>>>

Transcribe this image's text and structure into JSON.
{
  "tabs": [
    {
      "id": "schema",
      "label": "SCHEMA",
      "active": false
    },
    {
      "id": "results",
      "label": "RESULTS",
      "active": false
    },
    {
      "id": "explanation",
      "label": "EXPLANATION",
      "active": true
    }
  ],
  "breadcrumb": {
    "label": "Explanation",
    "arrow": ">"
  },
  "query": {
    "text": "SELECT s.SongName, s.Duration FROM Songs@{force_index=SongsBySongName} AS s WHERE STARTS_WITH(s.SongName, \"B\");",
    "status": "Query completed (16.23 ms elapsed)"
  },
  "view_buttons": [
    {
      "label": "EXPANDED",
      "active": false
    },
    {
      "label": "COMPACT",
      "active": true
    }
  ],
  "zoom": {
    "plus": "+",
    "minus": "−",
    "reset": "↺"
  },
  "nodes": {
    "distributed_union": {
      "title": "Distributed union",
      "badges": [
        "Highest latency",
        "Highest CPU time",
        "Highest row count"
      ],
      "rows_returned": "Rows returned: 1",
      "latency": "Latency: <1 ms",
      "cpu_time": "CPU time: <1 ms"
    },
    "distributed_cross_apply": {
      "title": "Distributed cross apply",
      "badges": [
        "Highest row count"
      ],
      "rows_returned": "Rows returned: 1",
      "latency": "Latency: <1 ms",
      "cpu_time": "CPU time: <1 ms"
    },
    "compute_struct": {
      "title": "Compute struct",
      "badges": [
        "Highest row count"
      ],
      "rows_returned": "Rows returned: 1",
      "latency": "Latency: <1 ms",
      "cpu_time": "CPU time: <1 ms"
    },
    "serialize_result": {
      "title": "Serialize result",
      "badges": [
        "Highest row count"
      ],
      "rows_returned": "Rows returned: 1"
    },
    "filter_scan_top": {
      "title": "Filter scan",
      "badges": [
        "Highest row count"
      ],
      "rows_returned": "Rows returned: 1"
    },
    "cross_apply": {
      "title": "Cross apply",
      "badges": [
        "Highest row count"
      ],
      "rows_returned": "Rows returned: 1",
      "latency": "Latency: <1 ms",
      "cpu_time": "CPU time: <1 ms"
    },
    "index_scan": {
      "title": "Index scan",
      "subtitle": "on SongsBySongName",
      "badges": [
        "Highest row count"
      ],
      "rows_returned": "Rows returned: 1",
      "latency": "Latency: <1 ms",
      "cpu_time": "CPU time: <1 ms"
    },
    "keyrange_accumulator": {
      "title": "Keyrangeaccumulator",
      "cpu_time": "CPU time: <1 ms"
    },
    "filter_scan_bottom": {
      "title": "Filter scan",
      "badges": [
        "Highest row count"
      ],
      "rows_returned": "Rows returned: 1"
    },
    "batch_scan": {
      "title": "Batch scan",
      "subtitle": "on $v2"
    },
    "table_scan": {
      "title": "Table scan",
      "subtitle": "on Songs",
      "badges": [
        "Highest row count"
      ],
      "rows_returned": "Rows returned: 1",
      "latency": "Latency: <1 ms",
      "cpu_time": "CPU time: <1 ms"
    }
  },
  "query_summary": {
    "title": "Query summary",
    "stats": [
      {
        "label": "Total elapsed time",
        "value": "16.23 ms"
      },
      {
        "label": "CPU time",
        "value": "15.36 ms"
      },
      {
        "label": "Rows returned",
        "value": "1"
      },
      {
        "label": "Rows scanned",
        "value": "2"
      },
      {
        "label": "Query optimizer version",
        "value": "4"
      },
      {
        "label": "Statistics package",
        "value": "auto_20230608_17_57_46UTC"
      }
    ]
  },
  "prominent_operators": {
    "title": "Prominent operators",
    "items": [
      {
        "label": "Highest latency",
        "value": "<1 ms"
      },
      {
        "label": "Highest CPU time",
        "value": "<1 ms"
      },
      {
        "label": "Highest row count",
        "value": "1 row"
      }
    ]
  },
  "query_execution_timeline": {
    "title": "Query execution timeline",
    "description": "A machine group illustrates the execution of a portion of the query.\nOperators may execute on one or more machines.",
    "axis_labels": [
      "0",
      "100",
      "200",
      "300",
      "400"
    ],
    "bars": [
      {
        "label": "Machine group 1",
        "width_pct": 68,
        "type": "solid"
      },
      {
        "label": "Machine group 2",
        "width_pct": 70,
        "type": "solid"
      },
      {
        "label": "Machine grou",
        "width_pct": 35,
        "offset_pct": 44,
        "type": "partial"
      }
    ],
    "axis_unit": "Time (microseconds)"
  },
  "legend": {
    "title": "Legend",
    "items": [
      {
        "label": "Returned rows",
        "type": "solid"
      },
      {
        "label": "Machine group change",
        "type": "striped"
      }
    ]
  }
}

<<<

• Instructions for the task
Repeat every line of the data, exactly and in full.

• Task output
Transcribe this image's text and structure into JSON.
{
  "tabs": [
    {
      "id": "schema",
      "label": "SCHEMA",
      "active": false
    },
    {
      "id": "results",
      "label": "RESULTS",
      "active": false
    },
    {
      "id": "explanation",
      "label": "EXPLANATION",
      "active": true
    }
  ],
  "breadcrumb": {
    "label": "Explanation",
    "arrow": ">"
  },
  "query": {
    "text": "SELECT s.SongName, s.Duration FROM Songs@{force_index=SongsBySongName} AS s WHERE STARTS_WITH(s.SongName, \"B\");",
    "status": "Query completed (16.23 ms elapsed)"
  },
  "view_buttons": [
    {
      "label": "EXPANDED",
      "active": false
    },
    {
      "label": "COMPACT",
      "active": true
    }
  ],
  "zoom": {
    "plus": "+",
    "minus": "−",
    "reset": "↺"
  },
  "nodes": {
    "distributed_union": {
      "title": "Distributed union",
      "badges": [
        "Highest latency",
        "Highest CPU time",
        "Highest row count"
      ],
      "rows_returned": "Rows returned: 1",
      "latency": "Latency: <1 ms",
      "cpu_time": "CPU time: <1 ms"
    },
    "distributed_cross_apply": {
      "title": "Distributed cross apply",
      "badges": [
        "Highest row count"
      ],
      "rows_returned": "Rows returned: 1",
      "latency": "Latency: <1 ms",
      "cpu_time": "CPU time: <1 ms"
    },
    "compute_struct": {
      "title": "Compute struct",
      "badges": [
        "Highest row count"
      ],
      "rows_returned": "Rows returned: 1",
      "latency": "Latency: <1 ms",
      "cpu_time": "CPU time: <1 ms"
    },
    "serialize_result": {
      "title": "Serialize result",
      "badges": [
        "Highest row count"
      ],
      "rows_returned": "Rows returned: 1"
    },
    "filter_scan_top": {
      "title": "Filter scan",
      "badges": [
        "Highest row count"
      ],
      "rows_returned": "Rows returned: 1"
    },
    "cross_apply": {
      "title": "Cross apply",
      "badges": [
        "Highest row count"
      ],
      "rows_returned": "Rows returned: 1",
      "latency": "Latency: <1 ms",
      "cpu_time": "CPU time: <1 ms"
    },
    "index_scan": {
      "title": "Index scan",
      "subtitle": "on SongsBySongName",
      "badges": [
        "Highest row count"
      ],
      "rows_returned": "Rows returned: 1",
      "latency": "Latency: <1 ms",
      "cpu_time": "CPU time: <1 ms"
    },
    "keyrange_accumulator": {
      "title": "Keyrangeaccumulator",
      "cpu_time": "CPU time: <1 ms"
    },
    "filter_scan_bottom": {
      "title": "Filter scan",
      "badges": [
        "Highest row count"
      ],
      "rows_returned": "Rows returned: 1"
    },
    "batch_scan": {
      "title": "Batch scan",
      "subtitle": "on $v2"
    },
    "table_scan": {
      "title": "Table scan",
      "subtitle": "on Songs",
      "badges": [
        "Highest row count"
      ],
      "rows_returned": "Rows returned: 1",
      "latency": "Latency: <1 ms",
      "cpu_time": "CPU time: <1 ms"
    }
  },
  "query_summary": {
    "title": "Query summary",
    "stats": [
      {
        "label": "Total elapsed time",
        "value": "16.23 ms"
      },
      {
        "label": "CPU time",
        "value": "15.36 ms"
      },
      {
        "label": "Rows returned",
        "value": "1"
      },
      {
        "label": "Rows scanned",
        "value": "2"
      },
      {
        "label": "Query optimizer version",
        "value": "4"
      },
      {
        "label": "Statistics package",
        "value": "auto_20230608_17_57_46UTC"
      }
    ]
  },
  "prominent_operators": {
    "title": "Prominent operators",
    "items": [
      {
        "label": "Highest latency",
        "value": "<1 ms"
      },
      {
        "label": "Highest CPU time",
        "value": "<1 ms"
      },
      {
        "label": "Highest row count",
        "value": "1 row"
      }
    ]
  },
  "query_execution_timeline": {
    "title": "Query execution timeline",
    "description": "A machine group illustrates the execution of a portion of the query.\nOperators may execute on one or more machines.",
    "axis_labels": [
      "0",
      "100",
      "200",
      "300",
      "400"
    ],
    "bars": [
      {
        "label": "Machine group 1",
        "width_pct": 68,
        "type": "solid"
      },
      {
        "label": "Machine group 2",
        "width_pct": 70,
        "type": "solid"
      },
      {
        "label": "Machine grou",
        "width_pct": 35,
        "offset_pct": 44,
        "type": "partial"
      }
    ],
    "axis_unit": "Time (microseconds)"
  },
  "legend": {
    "title": "Legend",
    "items": [
      {
        "label": "Returned rows",
        "type": "solid"
      },
      {
        "label": "Machine group change",
        "type": "striped"
      }
    ]
  }
}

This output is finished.